Collect every line that includes the string "JSON".

:::::

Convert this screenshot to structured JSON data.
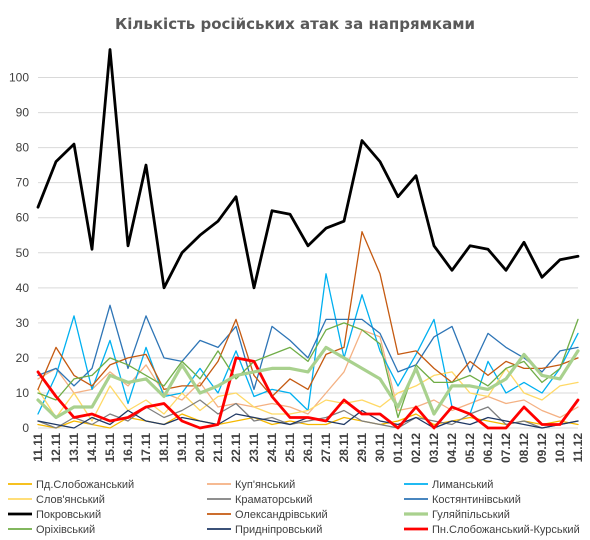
{
  "chart_data": {
    "type": "line",
    "title": "Кількість російських атак за напрямками",
    "xlabel": "",
    "ylabel": "",
    "ylim": [
      0,
      107
    ],
    "yticks": [
      0,
      10,
      20,
      30,
      40,
      50,
      60,
      70,
      80,
      90,
      100
    ],
    "grid": true,
    "legend_position": "bottom",
    "x": [
      "11.11",
      "12.11",
      "13.11",
      "14.11",
      "15.11",
      "16.11",
      "17.11",
      "18.11",
      "19.11",
      "20.11",
      "21.11",
      "22.11",
      "23.11",
      "24.11",
      "25.11",
      "26.11",
      "27.11",
      "28.11",
      "29.11",
      "30.11",
      "01.12",
      "02.12",
      "03.12",
      "04.12",
      "05.12",
      "06.12",
      "07.12",
      "08.12",
      "09.12",
      "10.12",
      "11.12"
    ],
    "xtick_labels": [
      "11.11",
      "12.11",
      "13.11",
      "14.11",
      "15.11",
      "16.11",
      "17.11",
      "18.11",
      "19.11",
      "20.11",
      "21.11",
      "22.11",
      "23.11",
      "24.11",
      "25.11",
      "26.11",
      "27.11",
      "28.11",
      "29.11",
      "30.11",
      "01.12",
      "02.12",
      "03.12",
      "04.12",
      "05.12",
      "06.12",
      "07.12",
      "08.12",
      "09.12",
      "10.12",
      "11.12"
    ],
    "series": [
      {
        "name": "Пд.Слобожанський",
        "color": "#f5b800",
        "width": 1.3,
        "values": [
          1,
          0,
          2,
          1,
          0,
          3,
          2,
          1,
          4,
          2,
          1,
          2,
          3,
          1,
          2,
          1,
          1,
          3,
          2,
          1,
          2,
          4,
          1,
          2,
          3,
          2,
          1,
          2,
          1,
          2,
          1
        ]
      },
      {
        "name": "Куп'янський",
        "color": "#f4b183",
        "width": 1.3,
        "values": [
          14,
          17,
          10,
          11,
          16,
          12,
          18,
          10,
          8,
          13,
          6,
          7,
          6,
          7,
          6,
          4,
          10,
          16,
          28,
          26,
          5,
          6,
          8,
          5,
          7,
          9,
          7,
          8,
          5,
          3,
          6
        ]
      },
      {
        "name": "Лиманський",
        "color": "#00b0f0",
        "width": 1.3,
        "values": [
          4,
          15,
          32,
          11,
          25,
          7,
          23,
          9,
          10,
          17,
          10,
          22,
          9,
          11,
          10,
          5,
          44,
          20,
          38,
          22,
          12,
          21,
          31,
          6,
          4,
          19,
          10,
          13,
          10,
          17,
          27
        ]
      },
      {
        "name": "Слов'янський",
        "color": "#ffd966",
        "width": 1.3,
        "values": [
          11,
          3,
          10,
          2,
          12,
          5,
          8,
          4,
          10,
          5,
          9,
          10,
          6,
          4,
          4,
          5,
          8,
          7,
          8,
          6,
          10,
          12,
          15,
          16,
          10,
          9,
          17,
          10,
          8,
          12,
          13
        ]
      },
      {
        "name": "Краматорський",
        "color": "#7f7f7f",
        "width": 1.3,
        "values": [
          2,
          0,
          3,
          1,
          4,
          2,
          6,
          3,
          5,
          8,
          4,
          7,
          2,
          3,
          1,
          2,
          3,
          5,
          2,
          1,
          0,
          3,
          2,
          1,
          4,
          6,
          1,
          2,
          0,
          1,
          2
        ]
      },
      {
        "name": "Костянтинівський",
        "color": "#2e75b6",
        "width": 1.3,
        "values": [
          15,
          17,
          12,
          17,
          35,
          17,
          32,
          20,
          19,
          25,
          23,
          29,
          11,
          29,
          25,
          20,
          31,
          31,
          31,
          27,
          16,
          18,
          26,
          29,
          16,
          27,
          23,
          20,
          16,
          22,
          23
        ]
      },
      {
        "name": "Покровський",
        "color": "#000000",
        "width": 2.8,
        "values": [
          63,
          76,
          81,
          51,
          108,
          52,
          75,
          40,
          50,
          55,
          59,
          66,
          40,
          62,
          61,
          52,
          57,
          59,
          82,
          76,
          66,
          72,
          52,
          45,
          52,
          51,
          45,
          53,
          43,
          48,
          49
        ]
      },
      {
        "name": "Олександрівський",
        "color": "#c55a11",
        "width": 1.3,
        "values": [
          11,
          23,
          15,
          12,
          18,
          20,
          21,
          11,
          12,
          12,
          19,
          31,
          15,
          9,
          14,
          11,
          21,
          23,
          56,
          44,
          21,
          22,
          17,
          13,
          19,
          15,
          19,
          17,
          17,
          18,
          20
        ]
      },
      {
        "name": "Гуляйпільський",
        "color": "#a9d18e",
        "width": 3.2,
        "values": [
          8,
          3,
          6,
          6,
          15,
          13,
          14,
          9,
          18,
          10,
          12,
          15,
          16,
          17,
          17,
          16,
          23,
          20,
          17,
          14,
          6,
          17,
          4,
          12,
          12,
          11,
          14,
          21,
          15,
          14,
          22
        ]
      },
      {
        "name": "Оріхівський",
        "color": "#70ad47",
        "width": 1.3,
        "values": [
          10,
          8,
          14,
          15,
          20,
          18,
          15,
          12,
          19,
          14,
          22,
          14,
          19,
          21,
          23,
          19,
          28,
          30,
          28,
          24,
          3,
          18,
          13,
          13,
          15,
          12,
          17,
          19,
          13,
          17,
          31
        ]
      },
      {
        "name": "Придніпровський",
        "color": "#1f3864",
        "width": 1.3,
        "values": [
          2,
          1,
          0,
          3,
          1,
          5,
          2,
          1,
          3,
          2,
          1,
          4,
          3,
          2,
          1,
          3,
          2,
          1,
          5,
          2,
          1,
          3,
          0,
          2,
          1,
          3,
          2,
          1,
          0,
          1,
          2
        ]
      },
      {
        "name": "Пн.Слобожанський-Курський",
        "color": "#ff0000",
        "width": 2.8,
        "values": [
          16,
          9,
          3,
          4,
          2,
          3,
          6,
          7,
          2,
          0,
          1,
          20,
          19,
          9,
          3,
          3,
          2,
          8,
          4,
          4,
          0,
          6,
          0,
          6,
          4,
          0,
          0,
          6,
          1,
          1,
          8
        ]
      }
    ]
  }
}
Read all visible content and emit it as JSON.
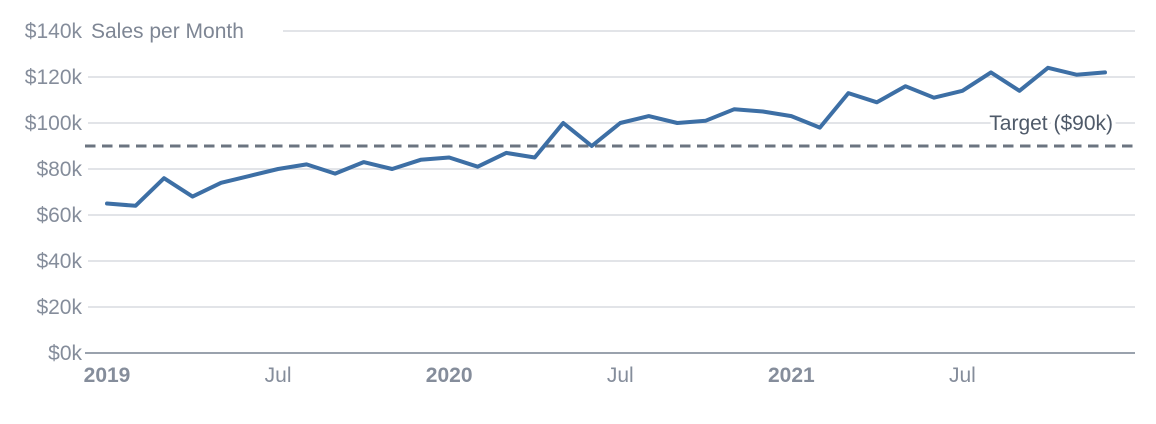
{
  "chart_data": {
    "type": "line",
    "title": "Sales per Month",
    "x_unit": "month",
    "x": [
      "2019-01",
      "2019-02",
      "2019-03",
      "2019-04",
      "2019-05",
      "2019-06",
      "2019-07",
      "2019-08",
      "2019-09",
      "2019-10",
      "2019-11",
      "2019-12",
      "2020-01",
      "2020-02",
      "2020-03",
      "2020-04",
      "2020-05",
      "2020-06",
      "2020-07",
      "2020-08",
      "2020-09",
      "2020-10",
      "2020-11",
      "2020-12",
      "2021-01",
      "2021-02",
      "2021-03",
      "2021-04",
      "2021-05",
      "2021-06",
      "2021-07",
      "2021-08",
      "2021-09",
      "2021-10",
      "2021-11",
      "2021-12"
    ],
    "series": [
      {
        "name": "Sales per Month",
        "unit": "k$",
        "values": [
          65,
          64,
          76,
          68,
          74,
          77,
          80,
          82,
          78,
          83,
          80,
          84,
          85,
          81,
          87,
          85,
          100,
          90,
          100,
          103,
          100,
          101,
          106,
          105,
          103,
          98,
          113,
          109,
          116,
          111,
          114,
          122,
          114,
          124,
          121,
          122
        ]
      }
    ],
    "target_line": {
      "label": "Target ($90k)",
      "value": 90,
      "style": "dashed"
    },
    "ylim": [
      0,
      140
    ],
    "y_ticks": [
      0,
      20,
      40,
      60,
      80,
      100,
      120,
      140
    ],
    "y_tick_labels": [
      "$0k",
      "$20k",
      "$40k",
      "$60k",
      "$80k",
      "$100k",
      "$120k",
      "$140k"
    ],
    "x_ticks": [
      {
        "month_index": 0,
        "label": "2019",
        "bold": true
      },
      {
        "month_index": 6,
        "label": "Jul",
        "bold": false
      },
      {
        "month_index": 12,
        "label": "2020",
        "bold": true
      },
      {
        "month_index": 18,
        "label": "Jul",
        "bold": false
      },
      {
        "month_index": 24,
        "label": "2021",
        "bold": true
      },
      {
        "month_index": 30,
        "label": "Jul",
        "bold": false
      }
    ],
    "grid": true,
    "legend": "none",
    "colors": {
      "series": "#3d6fa5",
      "target": "#6b7480",
      "grid": "#d9dce1",
      "axis": "#9aa2ad",
      "tick_label": "#858d9b",
      "title": "#7e8694",
      "target_label": "#4f5a69",
      "background": "#ffffff"
    }
  }
}
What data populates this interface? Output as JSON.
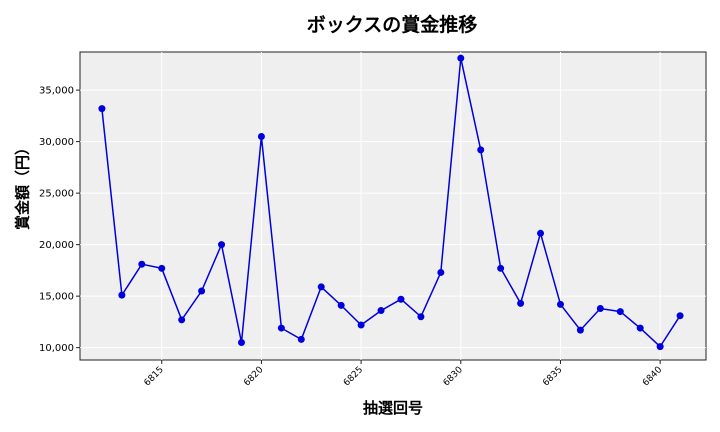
{
  "chart_data": {
    "type": "line",
    "title": "ボックスの賞金推移",
    "xlabel": "抽選回号",
    "ylabel": "賞金額（円）",
    "x": [
      6812,
      6813,
      6814,
      6815,
      6816,
      6817,
      6818,
      6819,
      6820,
      6821,
      6822,
      6823,
      6824,
      6825,
      6826,
      6827,
      6828,
      6829,
      6830,
      6831,
      6832,
      6833,
      6834,
      6835,
      6836,
      6837,
      6838,
      6839,
      6840,
      6841
    ],
    "series": [
      {
        "name": "ボックス",
        "color": "#0000dd",
        "values": [
          33200,
          15100,
          18100,
          17700,
          12700,
          15500,
          20000,
          10500,
          30500,
          11900,
          10800,
          15900,
          14100,
          12200,
          13600,
          14700,
          13000,
          17300,
          38100,
          29200,
          17700,
          14300,
          21100,
          14200,
          11700,
          13800,
          13500,
          11900,
          10100,
          13100
        ]
      }
    ],
    "xticks": [
      6815,
      6820,
      6825,
      6830,
      6835,
      6840
    ],
    "xtick_labels": [
      "6815",
      "6820",
      "6825",
      "6830",
      "6835",
      "6840"
    ],
    "yticks": [
      10000,
      15000,
      20000,
      25000,
      30000,
      35000
    ],
    "ytick_labels": [
      "10,000",
      "15,000",
      "20,000",
      "25,000",
      "30,000",
      "35,000"
    ],
    "ylim": [
      8800,
      38700
    ],
    "xlim": [
      6810.9,
      6842.3
    ],
    "grid": true,
    "legend": null
  }
}
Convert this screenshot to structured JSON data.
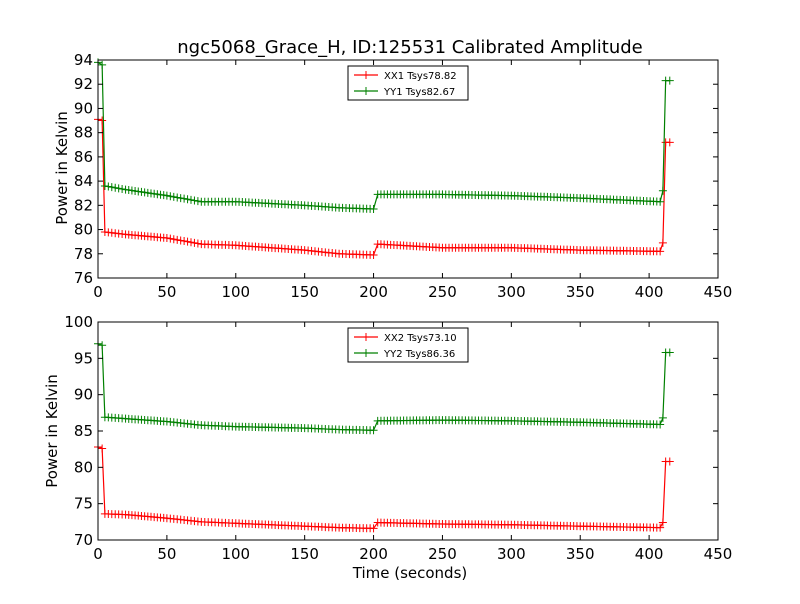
{
  "chart_data": [
    {
      "type": "line",
      "title": "ngc5068_Grace_H, ID:125531 Calibrated Amplitude",
      "xlabel": "",
      "ylabel": "Power in Kelvin",
      "xlim": [
        0,
        450
      ],
      "ylim": [
        76,
        94
      ],
      "xticks": [
        "0",
        "50",
        "100",
        "150",
        "200",
        "250",
        "300",
        "350",
        "400",
        "450"
      ],
      "yticks": [
        "76",
        "78",
        "80",
        "82",
        "84",
        "86",
        "88",
        "90",
        "92",
        "94"
      ],
      "legend_position": "top-center",
      "marker": "+",
      "series": [
        {
          "name": "XX1 Tsys78.82",
          "color": "#ff0000",
          "points": [
            [
              0,
              89.1
            ],
            [
              3,
              89.0
            ],
            [
              5,
              79.8
            ],
            [
              20,
              79.6
            ],
            [
              50,
              79.3
            ],
            [
              75,
              78.8
            ],
            [
              100,
              78.7
            ],
            [
              150,
              78.3
            ],
            [
              175,
              78.0
            ],
            [
              200,
              77.9
            ],
            [
              203,
              78.8
            ],
            [
              250,
              78.5
            ],
            [
              300,
              78.5
            ],
            [
              350,
              78.3
            ],
            [
              408,
              78.2
            ],
            [
              410,
              78.9
            ],
            [
              412,
              87.2
            ],
            [
              415,
              87.2
            ]
          ]
        },
        {
          "name": "YY1 Tsys82.67",
          "color": "#008000",
          "points": [
            [
              0,
              93.8
            ],
            [
              3,
              93.6
            ],
            [
              5,
              83.6
            ],
            [
              20,
              83.3
            ],
            [
              50,
              82.8
            ],
            [
              75,
              82.3
            ],
            [
              100,
              82.3
            ],
            [
              150,
              82.0
            ],
            [
              175,
              81.8
            ],
            [
              200,
              81.7
            ],
            [
              203,
              82.9
            ],
            [
              250,
              82.9
            ],
            [
              300,
              82.8
            ],
            [
              350,
              82.6
            ],
            [
              408,
              82.3
            ],
            [
              410,
              83.2
            ],
            [
              412,
              92.3
            ],
            [
              415,
              92.3
            ]
          ]
        }
      ]
    },
    {
      "type": "line",
      "title": "",
      "xlabel": "Time (seconds)",
      "ylabel": "Power in Kelvin",
      "xlim": [
        0,
        450
      ],
      "ylim": [
        70,
        100
      ],
      "xticks": [
        "0",
        "50",
        "100",
        "150",
        "200",
        "250",
        "300",
        "350",
        "400",
        "450"
      ],
      "yticks": [
        "70",
        "75",
        "80",
        "85",
        "90",
        "95",
        "100"
      ],
      "legend_position": "top-center",
      "marker": "+",
      "series": [
        {
          "name": "XX2 Tsys73.10",
          "color": "#ff0000",
          "points": [
            [
              0,
              82.8
            ],
            [
              3,
              82.6
            ],
            [
              5,
              73.6
            ],
            [
              20,
              73.5
            ],
            [
              50,
              73.0
            ],
            [
              75,
              72.5
            ],
            [
              100,
              72.3
            ],
            [
              150,
              71.9
            ],
            [
              175,
              71.7
            ],
            [
              200,
              71.6
            ],
            [
              203,
              72.4
            ],
            [
              250,
              72.2
            ],
            [
              300,
              72.1
            ],
            [
              350,
              71.9
            ],
            [
              408,
              71.7
            ],
            [
              410,
              72.4
            ],
            [
              412,
              80.8
            ],
            [
              415,
              80.8
            ]
          ]
        },
        {
          "name": "YY2 Tsys86.36",
          "color": "#008000",
          "points": [
            [
              0,
              97.0
            ],
            [
              3,
              96.8
            ],
            [
              5,
              86.9
            ],
            [
              20,
              86.7
            ],
            [
              50,
              86.3
            ],
            [
              75,
              85.8
            ],
            [
              100,
              85.6
            ],
            [
              150,
              85.4
            ],
            [
              175,
              85.2
            ],
            [
              200,
              85.1
            ],
            [
              203,
              86.4
            ],
            [
              250,
              86.5
            ],
            [
              300,
              86.4
            ],
            [
              350,
              86.2
            ],
            [
              408,
              85.9
            ],
            [
              410,
              86.8
            ],
            [
              412,
              95.8
            ],
            [
              415,
              95.8
            ]
          ]
        }
      ]
    }
  ]
}
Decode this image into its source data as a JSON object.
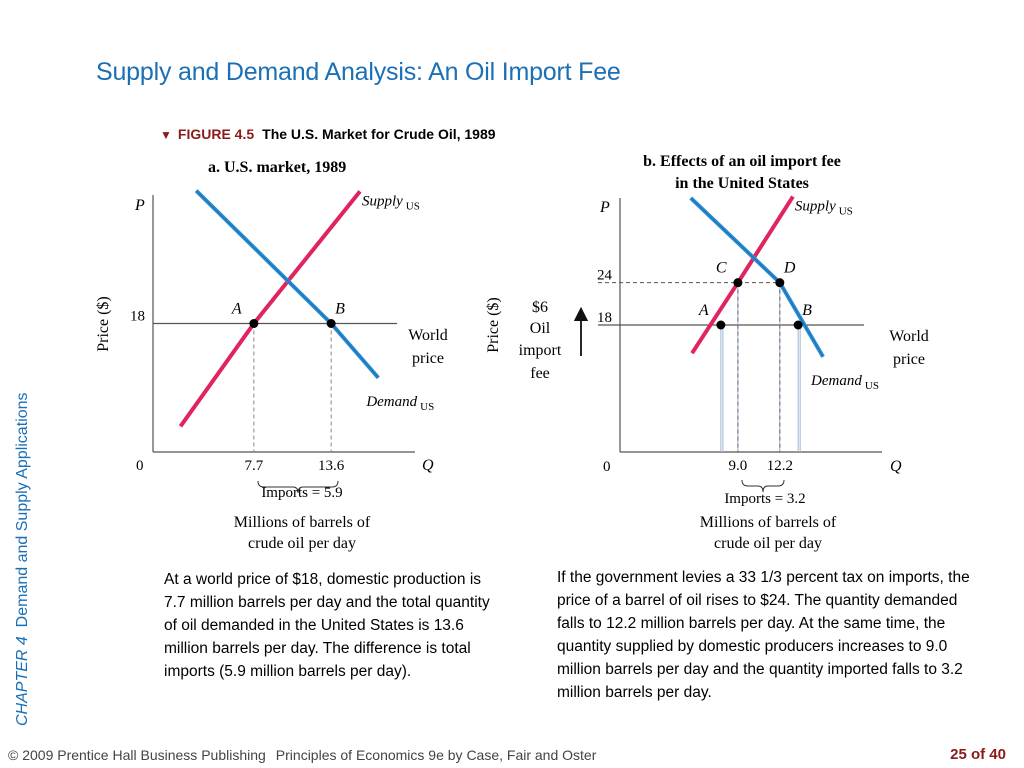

:::::

_Response_.
Convert this screenshot to structured JSON data.
Read all visible content and emit it as JSON.
What data populates this interface? Output as JSON.
Convert this screenshot to structured JSON data.
Decode this image into its source data as a JSON object.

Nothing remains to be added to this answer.